→ **Excerpt from a dataset**
↓
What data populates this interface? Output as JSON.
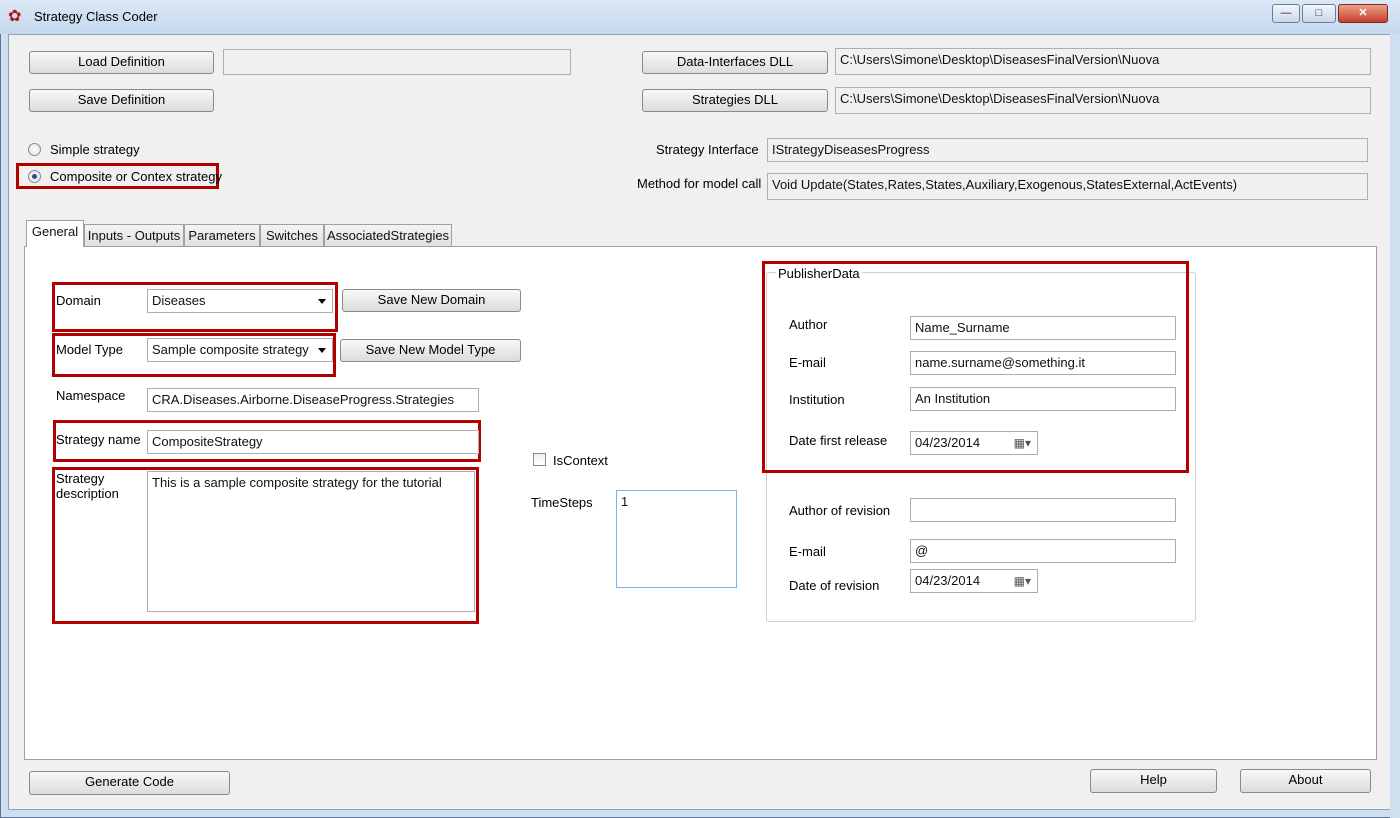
{
  "window": {
    "title": "Strategy Class Coder",
    "controls": {
      "minimize": "—",
      "maximize": "□",
      "close": "✕"
    }
  },
  "top": {
    "load_definition": "Load Definition",
    "load_path": "",
    "save_definition": "Save Definition",
    "data_interfaces_dll": "Data-Interfaces DLL",
    "data_interfaces_path": "C:\\Users\\Simone\\Desktop\\DiseasesFinalVersion\\Nuova",
    "strategies_dll": "Strategies DLL",
    "strategies_path": "C:\\Users\\Simone\\Desktop\\DiseasesFinalVersion\\Nuova",
    "radio_simple": "Simple strategy",
    "radio_composite": "Composite or Contex strategy",
    "strategy_interface_label": "Strategy Interface",
    "strategy_interface_value": "IStrategyDiseasesProgress",
    "method_label": "Method for model call",
    "method_value": "Void Update(States,Rates,States,Auxiliary,Exogenous,StatesExternal,ActEvents)"
  },
  "tabs": [
    "General",
    "Inputs - Outputs",
    "Parameters",
    "Switches",
    "AssociatedStrategies"
  ],
  "general": {
    "domain_label": "Domain",
    "domain_value": "Diseases",
    "save_new_domain": "Save New Domain",
    "model_type_label": "Model Type",
    "model_type_value": "Sample composite strategy",
    "save_new_model_type": "Save New Model Type",
    "namespace_label": "Namespace",
    "namespace_value": "CRA.Diseases.Airborne.DiseaseProgress.Strategies",
    "strategy_name_label": "Strategy name",
    "strategy_name_value": "CompositeStrategy",
    "strategy_description_label": "Strategy description",
    "strategy_description_value": "This is a sample composite strategy for the tutorial",
    "is_context_label": "IsContext",
    "timesteps_label": "TimeSteps",
    "timesteps_value": "1"
  },
  "publisher": {
    "legend": "PublisherData",
    "author_label": "Author",
    "author_value": "Name_Surname",
    "email_label": "E-mail",
    "email_value": "name.surname@something.it",
    "institution_label": "Institution",
    "institution_value": "An Institution",
    "date_first_label": "Date first release",
    "date_first_value": "04/23/2014",
    "author_revision_label": "Author of revision",
    "author_revision_value": "",
    "email2_label": "E-mail",
    "email2_value": "@",
    "date_revision_label": "Date of revision",
    "date_revision_value": "04/23/2014"
  },
  "bottom": {
    "generate_code": "Generate Code",
    "help": "Help",
    "about": "About"
  },
  "colors": {
    "highlight": "#b00000",
    "window_frame": "#cfdff0",
    "close_button": "#c7402a"
  },
  "icons": {
    "app": "app-logo-icon",
    "calendar": "calendar-icon",
    "dropdown": "chevron-down-icon"
  }
}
↑
→ **Given instruction**
Copy out every line of the listing that contains the string "Institution".

→ **Completed task**
    "institution_label": "Institution",
    "institution_value": "An Institution",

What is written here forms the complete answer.